YOUR GOAL: Transcribe the material below exactly as it appears.

Stored data:
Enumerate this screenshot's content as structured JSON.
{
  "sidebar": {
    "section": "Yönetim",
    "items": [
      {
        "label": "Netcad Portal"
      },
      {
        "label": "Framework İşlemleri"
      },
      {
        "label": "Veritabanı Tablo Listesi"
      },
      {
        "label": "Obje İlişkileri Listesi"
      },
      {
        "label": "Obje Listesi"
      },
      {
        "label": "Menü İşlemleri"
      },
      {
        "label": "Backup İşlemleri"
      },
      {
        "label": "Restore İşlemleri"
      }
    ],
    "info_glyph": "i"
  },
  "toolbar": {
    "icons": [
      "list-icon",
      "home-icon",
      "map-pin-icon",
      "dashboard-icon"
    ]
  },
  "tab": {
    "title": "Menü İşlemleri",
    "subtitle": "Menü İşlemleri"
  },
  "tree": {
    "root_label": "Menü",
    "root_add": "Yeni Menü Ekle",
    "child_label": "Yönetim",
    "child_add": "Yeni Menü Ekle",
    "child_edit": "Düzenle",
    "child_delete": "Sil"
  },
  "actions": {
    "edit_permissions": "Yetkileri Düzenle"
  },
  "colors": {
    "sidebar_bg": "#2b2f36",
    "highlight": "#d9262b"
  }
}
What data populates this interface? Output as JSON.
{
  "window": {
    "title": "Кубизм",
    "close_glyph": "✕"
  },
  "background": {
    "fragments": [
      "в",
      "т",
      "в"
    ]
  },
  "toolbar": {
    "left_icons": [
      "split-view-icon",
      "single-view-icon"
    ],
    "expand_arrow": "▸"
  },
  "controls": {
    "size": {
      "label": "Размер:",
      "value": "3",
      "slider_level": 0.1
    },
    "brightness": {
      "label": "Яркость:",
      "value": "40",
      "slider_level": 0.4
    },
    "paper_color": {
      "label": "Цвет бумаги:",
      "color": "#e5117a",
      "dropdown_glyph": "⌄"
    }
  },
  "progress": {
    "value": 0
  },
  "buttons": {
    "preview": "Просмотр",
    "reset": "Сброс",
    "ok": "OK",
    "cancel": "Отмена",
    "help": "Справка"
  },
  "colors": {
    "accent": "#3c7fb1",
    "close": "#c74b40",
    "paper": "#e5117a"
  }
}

TASK RESULT:
Enumerate this screenshot's content as structured JSON.
{
  "sidebar": {
    "section": "Yönetim",
    "items": [
      {
        "label": "Netcad Portal"
      },
      {
        "label": "Framework İşlemleri"
      },
      {
        "label": "Veritabanı Tablo Listesi"
      },
      {
        "label": "Obje İlişkileri Listesi"
      },
      {
        "label": "Obje Listesi"
      },
      {
        "label": "Menü İşlemleri"
      },
      {
        "label": "Backup İşlemleri"
      },
      {
        "label": "Restore İşlemleri"
      }
    ],
    "info_glyph": "i"
  },
  "toolbar": {
    "icons": [
      "list-icon",
      "home-icon",
      "map-pin-icon",
      "dashboard-icon"
    ]
  },
  "tab": {
    "title": "Menü İşlemleri",
    "subtitle": "Menü İşlemleri"
  },
  "tree": {
    "root_label": "Menü",
    "root_add": "Yeni Menü Ekle",
    "child_label": "Yönetim",
    "child_add": "Yeni Menü Ekle",
    "child_edit": "Düzenle",
    "child_delete": "Sil"
  },
  "actions": {
    "edit_permissions": "Yetkileri Düzenle"
  },
  "colors": {
    "sidebar_bg": "#2b2f36",
    "highlight": "#d9262b"
  }
}
What data populates this interface? Output as JSON.
{
  "window": {
    "title": "Кубизм",
    "close_glyph": "✕"
  },
  "background": {
    "fragments": [
      "в",
      "т",
      "в"
    ]
  },
  "toolbar": {
    "left_icons": [
      "split-view-icon",
      "single-view-icon"
    ],
    "expand_arrow": "▸"
  },
  "controls": {
    "size": {
      "label": "Размер:",
      "value": "3",
      "slider_level": 0.1
    },
    "brightness": {
      "label": "Яркость:",
      "value": "40",
      "slider_level": 0.4
    },
    "paper_color": {
      "label": "Цвет бумаги:",
      "color": "#e5117a",
      "dropdown_glyph": "⌄"
    }
  },
  "progress": {
    "value": 0
  },
  "buttons": {
    "preview": "Просмотр",
    "reset": "Сброс",
    "ok": "OK",
    "cancel": "Отмена",
    "help": "Справка"
  },
  "colors": {
    "accent": "#3c7fb1",
    "close": "#c74b40",
    "paper": "#e5117a"
  }
}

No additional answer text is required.